Short exercise
Locate each line holding the string "Women" and copy it.

The data
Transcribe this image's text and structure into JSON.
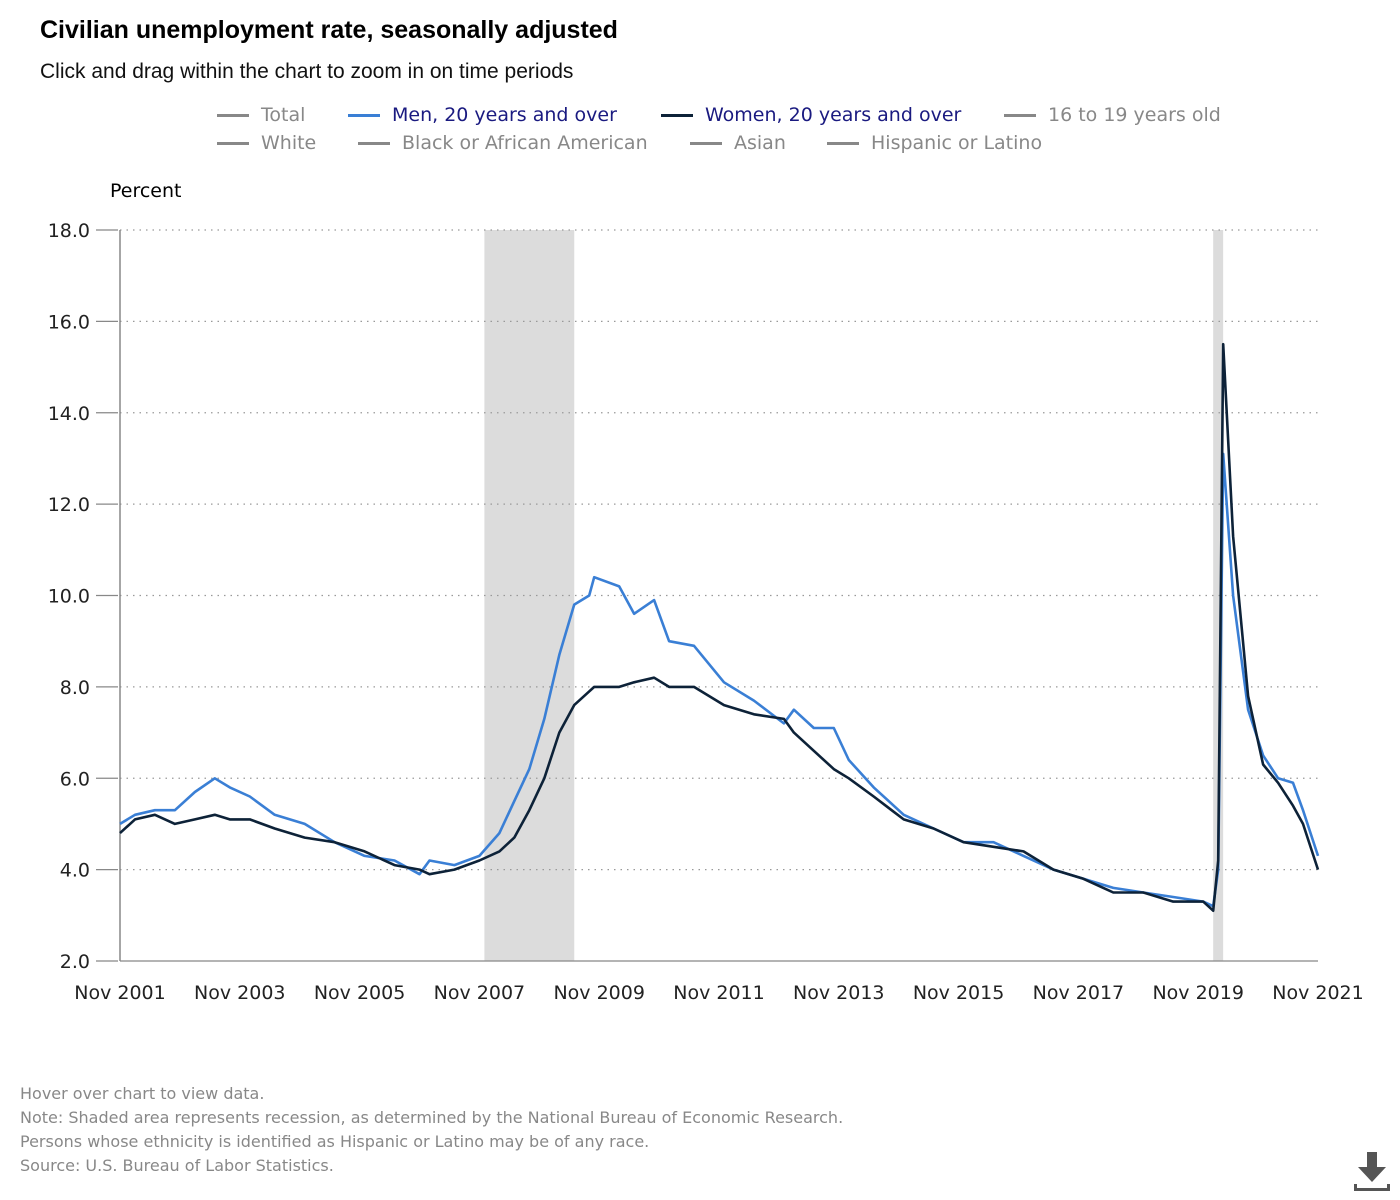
{
  "header": {
    "title": "Civilian unemployment rate, seasonally adjusted",
    "subtitle": "Click and drag within the chart to zoom in on time periods"
  },
  "legend": {
    "row1": [
      {
        "label": "Total",
        "color": "#888888",
        "text_color": "#888888"
      },
      {
        "label": "Men, 20 years and over",
        "color": "#3a7fd5",
        "text_color": "#1a1a80"
      },
      {
        "label": "Women, 20 years and over",
        "color": "#0d2238",
        "text_color": "#1a1a80"
      },
      {
        "label": "16 to 19 years old",
        "color": "#888888",
        "text_color": "#888888"
      }
    ],
    "row2": [
      {
        "label": "White",
        "color": "#888888",
        "text_color": "#888888"
      },
      {
        "label": "Black or African American",
        "color": "#888888",
        "text_color": "#888888"
      },
      {
        "label": "Asian",
        "color": "#888888",
        "text_color": "#888888"
      },
      {
        "label": "Hispanic or Latino",
        "color": "#888888",
        "text_color": "#888888"
      }
    ]
  },
  "chart_data": {
    "type": "line",
    "ylabel": "Percent",
    "ylim": [
      2.0,
      18.0
    ],
    "yticks": [
      "2.0",
      "4.0",
      "6.0",
      "8.0",
      "10.0",
      "12.0",
      "14.0",
      "16.0",
      "18.0"
    ],
    "x_range": [
      "Nov 2001",
      "Nov 2021"
    ],
    "x_ticks": [
      "Nov 2001",
      "Nov 2003",
      "Nov 2005",
      "Nov 2007",
      "Nov 2009",
      "Nov 2011",
      "Nov 2013",
      "Nov 2015",
      "Nov 2017",
      "Nov 2019",
      "Nov 2021"
    ],
    "grid": "horizontal dotted",
    "recessions": [
      {
        "start": "Dec 2007",
        "end": "Jun 2009"
      },
      {
        "start": "Feb 2020",
        "end": "Apr 2020"
      }
    ],
    "series": [
      {
        "name": "Men, 20 years and over",
        "color": "#3a7fd5",
        "points": [
          [
            "Nov 2001",
            5.0
          ],
          [
            "Feb 2002",
            5.2
          ],
          [
            "Jun 2002",
            5.3
          ],
          [
            "Oct 2002",
            5.3
          ],
          [
            "Feb 2003",
            5.7
          ],
          [
            "Jun 2003",
            6.0
          ],
          [
            "Sep 2003",
            5.8
          ],
          [
            "Jan 2004",
            5.6
          ],
          [
            "Jun 2004",
            5.2
          ],
          [
            "Dec 2004",
            5.0
          ],
          [
            "Jun 2005",
            4.6
          ],
          [
            "Dec 2005",
            4.3
          ],
          [
            "Jun 2006",
            4.2
          ],
          [
            "Nov 2006",
            3.9
          ],
          [
            "Jan 2007",
            4.2
          ],
          [
            "Jun 2007",
            4.1
          ],
          [
            "Nov 2007",
            4.3
          ],
          [
            "Mar 2008",
            4.8
          ],
          [
            "Jun 2008",
            5.5
          ],
          [
            "Sep 2008",
            6.2
          ],
          [
            "Dec 2008",
            7.3
          ],
          [
            "Mar 2009",
            8.7
          ],
          [
            "Jun 2009",
            9.8
          ],
          [
            "Sep 2009",
            10.0
          ],
          [
            "Oct 2009",
            10.4
          ],
          [
            "Mar 2010",
            10.2
          ],
          [
            "Jun 2010",
            9.6
          ],
          [
            "Oct 2010",
            9.9
          ],
          [
            "Jan 2011",
            9.0
          ],
          [
            "Jun 2011",
            8.9
          ],
          [
            "Dec 2011",
            8.1
          ],
          [
            "Jun 2012",
            7.7
          ],
          [
            "Dec 2012",
            7.2
          ],
          [
            "Feb 2013",
            7.5
          ],
          [
            "Jun 2013",
            7.1
          ],
          [
            "Oct 2013",
            7.1
          ],
          [
            "Jan 2014",
            6.4
          ],
          [
            "Jun 2014",
            5.8
          ],
          [
            "Dec 2014",
            5.2
          ],
          [
            "Jun 2015",
            4.9
          ],
          [
            "Dec 2015",
            4.6
          ],
          [
            "Jun 2016",
            4.6
          ],
          [
            "Dec 2016",
            4.3
          ],
          [
            "Jun 2017",
            4.0
          ],
          [
            "Dec 2017",
            3.8
          ],
          [
            "Jun 2018",
            3.6
          ],
          [
            "Dec 2018",
            3.5
          ],
          [
            "Jun 2019",
            3.4
          ],
          [
            "Dec 2019",
            3.3
          ],
          [
            "Feb 2020",
            3.2
          ],
          [
            "Mar 2020",
            4.0
          ],
          [
            "Apr 2020",
            13.1
          ],
          [
            "Jun 2020",
            10.0
          ],
          [
            "Sep 2020",
            7.5
          ],
          [
            "Dec 2020",
            6.5
          ],
          [
            "Mar 2021",
            6.0
          ],
          [
            "Jun 2021",
            5.9
          ],
          [
            "Aug 2021",
            5.3
          ],
          [
            "Nov 2021",
            4.3
          ]
        ]
      },
      {
        "name": "Women, 20 years and over",
        "color": "#0d2238",
        "points": [
          [
            "Nov 2001",
            4.8
          ],
          [
            "Feb 2002",
            5.1
          ],
          [
            "Jun 2002",
            5.2
          ],
          [
            "Oct 2002",
            5.0
          ],
          [
            "Feb 2003",
            5.1
          ],
          [
            "Jun 2003",
            5.2
          ],
          [
            "Sep 2003",
            5.1
          ],
          [
            "Jan 2004",
            5.1
          ],
          [
            "Jun 2004",
            4.9
          ],
          [
            "Dec 2004",
            4.7
          ],
          [
            "Jun 2005",
            4.6
          ],
          [
            "Dec 2005",
            4.4
          ],
          [
            "Jun 2006",
            4.1
          ],
          [
            "Nov 2006",
            4.0
          ],
          [
            "Jan 2007",
            3.9
          ],
          [
            "Jun 2007",
            4.0
          ],
          [
            "Nov 2007",
            4.2
          ],
          [
            "Mar 2008",
            4.4
          ],
          [
            "Jun 2008",
            4.7
          ],
          [
            "Sep 2008",
            5.3
          ],
          [
            "Dec 2008",
            6.0
          ],
          [
            "Mar 2009",
            7.0
          ],
          [
            "Jun 2009",
            7.6
          ],
          [
            "Sep 2009",
            7.9
          ],
          [
            "Oct 2009",
            8.0
          ],
          [
            "Mar 2010",
            8.0
          ],
          [
            "Jun 2010",
            8.1
          ],
          [
            "Oct 2010",
            8.2
          ],
          [
            "Jan 2011",
            8.0
          ],
          [
            "Jun 2011",
            8.0
          ],
          [
            "Dec 2011",
            7.6
          ],
          [
            "Jun 2012",
            7.4
          ],
          [
            "Dec 2012",
            7.3
          ],
          [
            "Feb 2013",
            7.0
          ],
          [
            "Jun 2013",
            6.6
          ],
          [
            "Oct 2013",
            6.2
          ],
          [
            "Jan 2014",
            6.0
          ],
          [
            "Jun 2014",
            5.6
          ],
          [
            "Dec 2014",
            5.1
          ],
          [
            "Jun 2015",
            4.9
          ],
          [
            "Dec 2015",
            4.6
          ],
          [
            "Jun 2016",
            4.5
          ],
          [
            "Dec 2016",
            4.4
          ],
          [
            "Jun 2017",
            4.0
          ],
          [
            "Dec 2017",
            3.8
          ],
          [
            "Jun 2018",
            3.5
          ],
          [
            "Dec 2018",
            3.5
          ],
          [
            "Jun 2019",
            3.3
          ],
          [
            "Dec 2019",
            3.3
          ],
          [
            "Feb 2020",
            3.1
          ],
          [
            "Mar 2020",
            4.2
          ],
          [
            "Apr 2020",
            15.5
          ],
          [
            "Jun 2020",
            11.3
          ],
          [
            "Sep 2020",
            7.8
          ],
          [
            "Dec 2020",
            6.3
          ],
          [
            "Mar 2021",
            5.9
          ],
          [
            "Jun 2021",
            5.4
          ],
          [
            "Aug 2021",
            5.0
          ],
          [
            "Nov 2021",
            4.0
          ]
        ]
      }
    ]
  },
  "notes": [
    "Hover over chart to view data.",
    "Note: Shaded area represents recession, as determined by the National Bureau of Economic Research.",
    "Persons whose ethnicity is identified as Hispanic or Latino may be of any race.",
    "Source: U.S. Bureau of Labor Statistics."
  ],
  "icons": {
    "download": "download-icon"
  }
}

Exercise result
        "label": "Women, 20 years and over",
        "name": "Women, 20 years and over",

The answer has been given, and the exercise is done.